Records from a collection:
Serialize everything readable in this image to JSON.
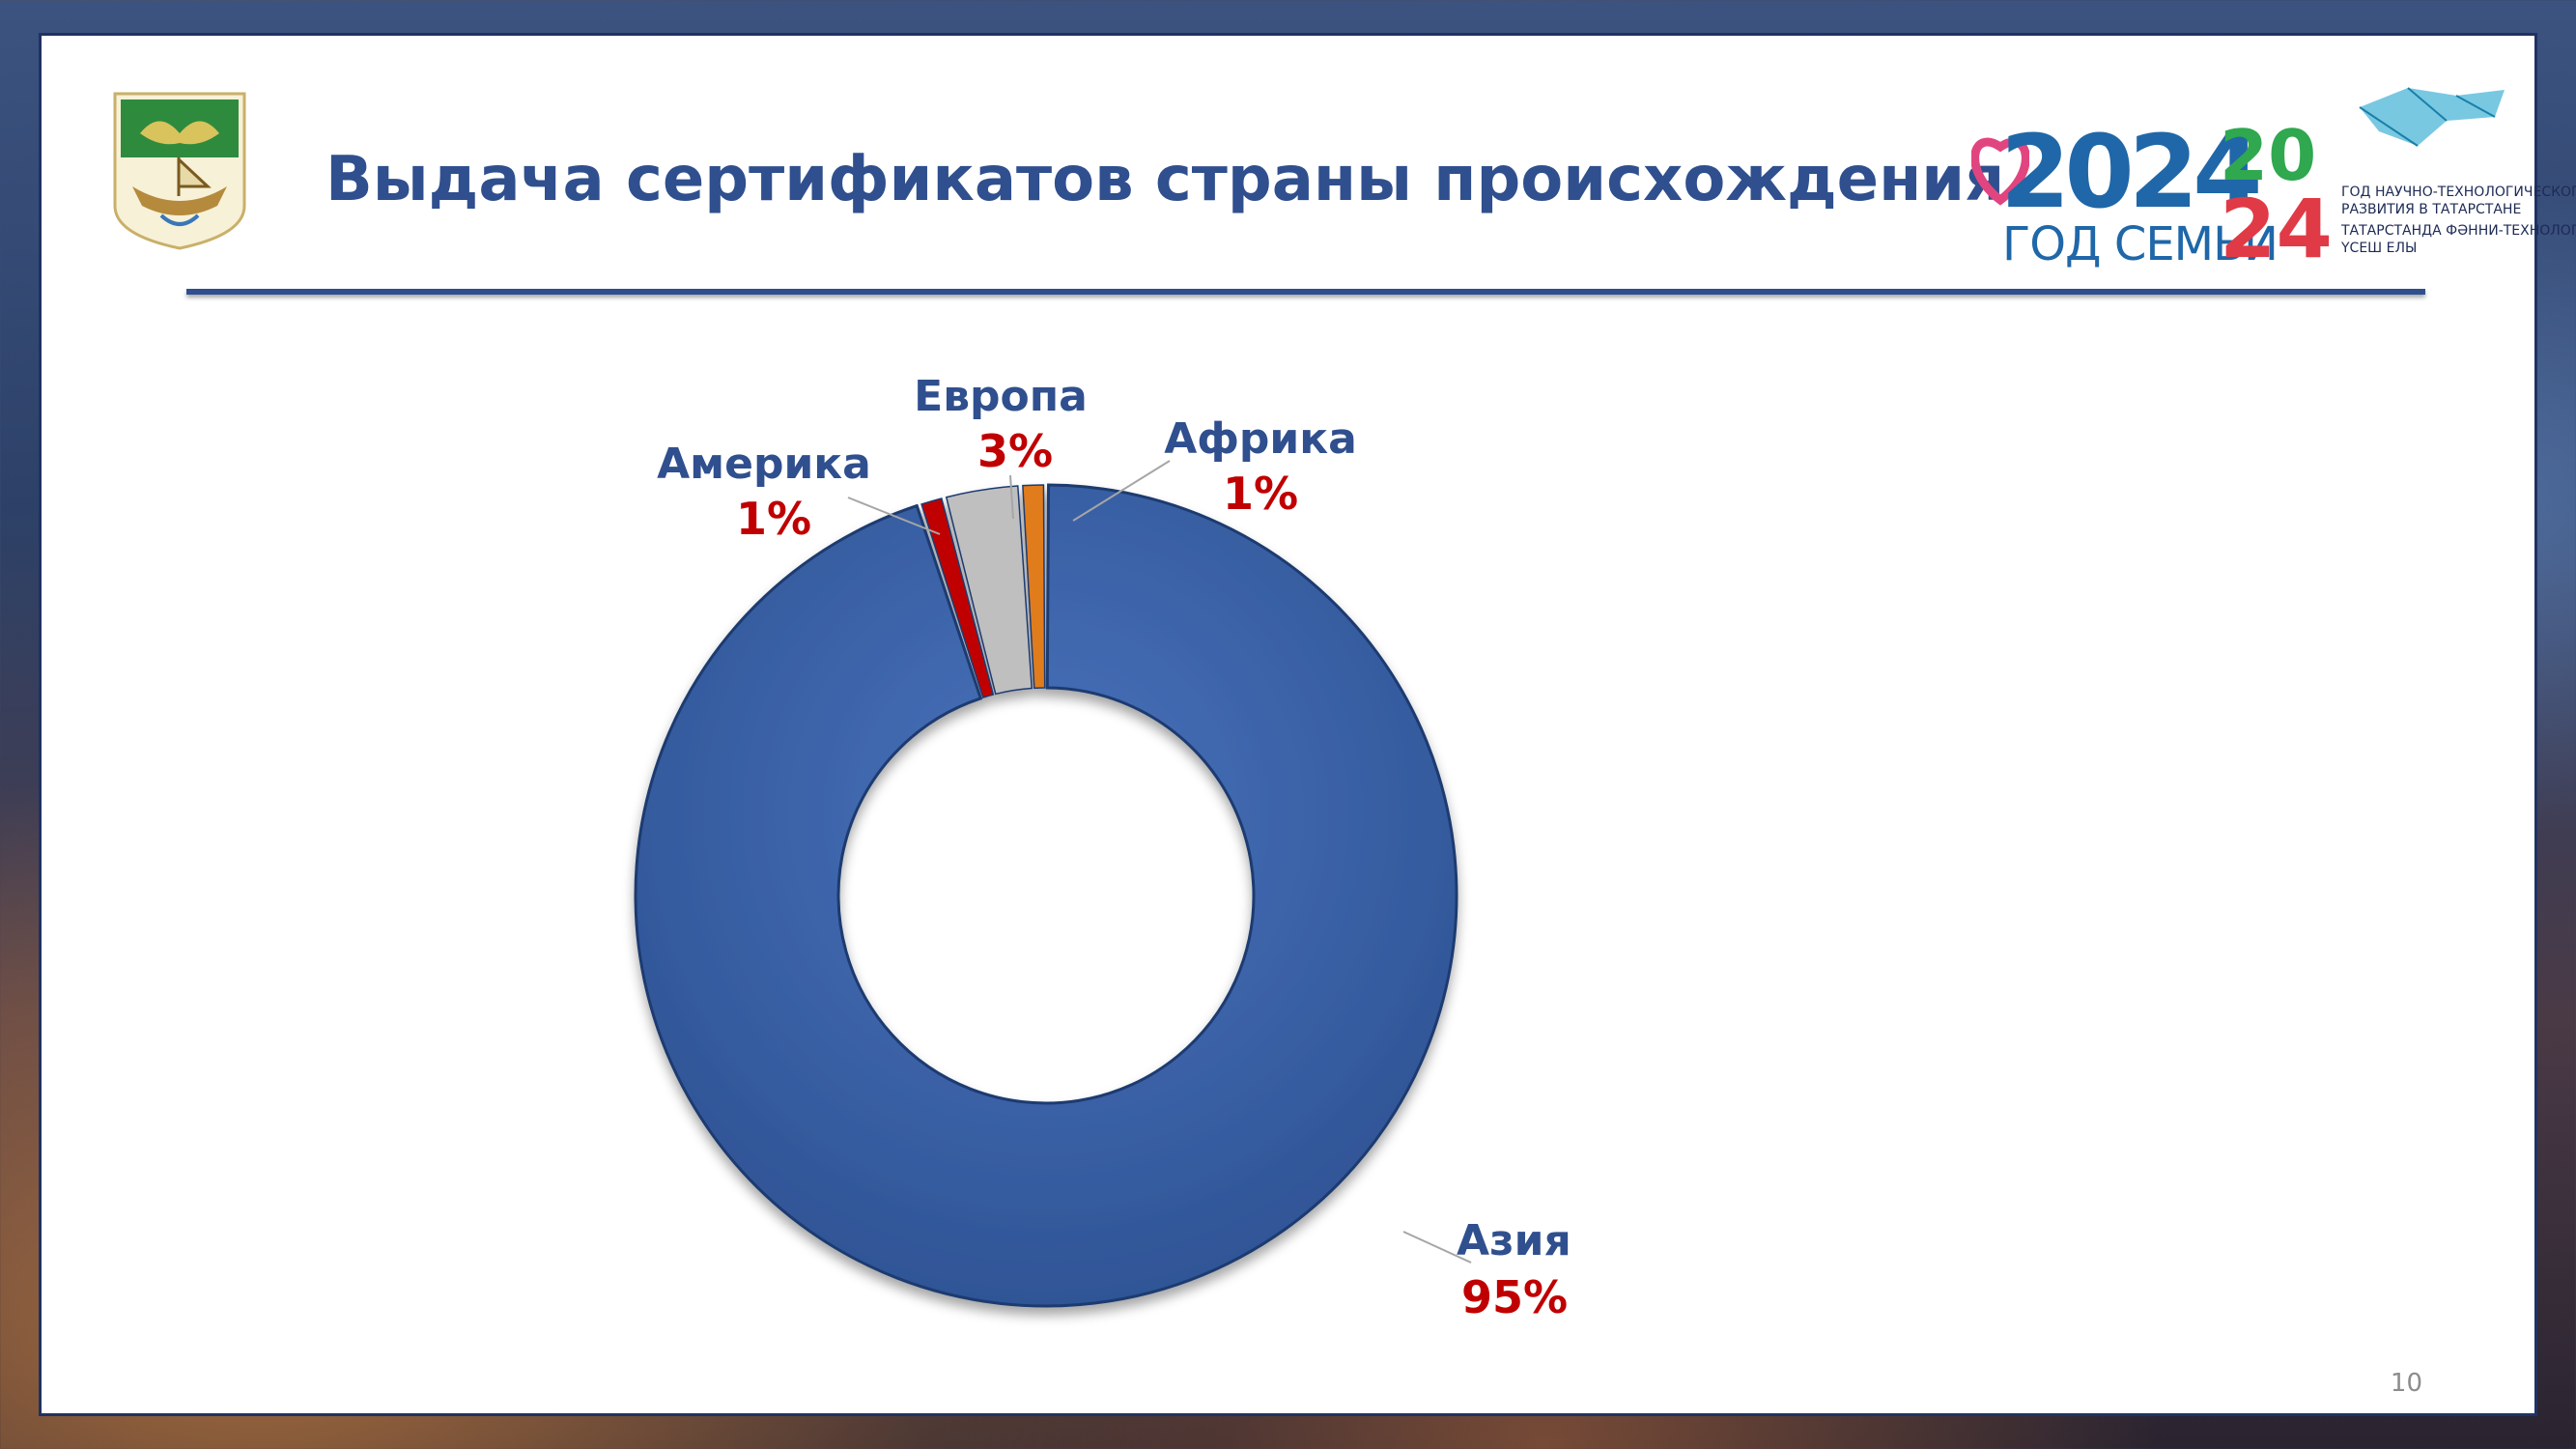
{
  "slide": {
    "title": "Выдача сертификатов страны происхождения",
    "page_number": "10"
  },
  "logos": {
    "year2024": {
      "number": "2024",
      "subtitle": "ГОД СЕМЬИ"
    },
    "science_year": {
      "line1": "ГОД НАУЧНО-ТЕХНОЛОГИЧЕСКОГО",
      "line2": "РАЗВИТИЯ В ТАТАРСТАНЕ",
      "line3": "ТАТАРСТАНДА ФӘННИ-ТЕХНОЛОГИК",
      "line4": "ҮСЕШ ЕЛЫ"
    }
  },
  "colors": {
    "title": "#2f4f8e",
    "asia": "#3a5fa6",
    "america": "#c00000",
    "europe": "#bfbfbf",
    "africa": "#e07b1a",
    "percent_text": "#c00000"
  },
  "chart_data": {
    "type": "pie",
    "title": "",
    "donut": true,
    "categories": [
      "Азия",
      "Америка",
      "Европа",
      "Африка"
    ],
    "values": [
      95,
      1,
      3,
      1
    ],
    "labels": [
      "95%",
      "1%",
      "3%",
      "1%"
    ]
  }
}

Task instructions — Copy out the entries verbatim and leave the images out.

Written answer —
Serialize everything readable in this image to JSON.
{
  "slide": {
    "title": "Выдача сертификатов страны происхождения",
    "page_number": "10"
  },
  "logos": {
    "year2024": {
      "number": "2024",
      "subtitle": "ГОД СЕМЬИ"
    },
    "science_year": {
      "line1": "ГОД НАУЧНО-ТЕХНОЛОГИЧЕСКОГО",
      "line2": "РАЗВИТИЯ В ТАТАРСТАНЕ",
      "line3": "ТАТАРСТАНДА ФӘННИ-ТЕХНОЛОГИК",
      "line4": "ҮСЕШ ЕЛЫ"
    }
  },
  "colors": {
    "title": "#2f4f8e",
    "asia": "#3a5fa6",
    "america": "#c00000",
    "europe": "#bfbfbf",
    "africa": "#e07b1a",
    "percent_text": "#c00000"
  },
  "chart_data": {
    "type": "pie",
    "title": "",
    "donut": true,
    "categories": [
      "Азия",
      "Америка",
      "Европа",
      "Африка"
    ],
    "values": [
      95,
      1,
      3,
      1
    ],
    "labels": [
      "95%",
      "1%",
      "3%",
      "1%"
    ]
  }
}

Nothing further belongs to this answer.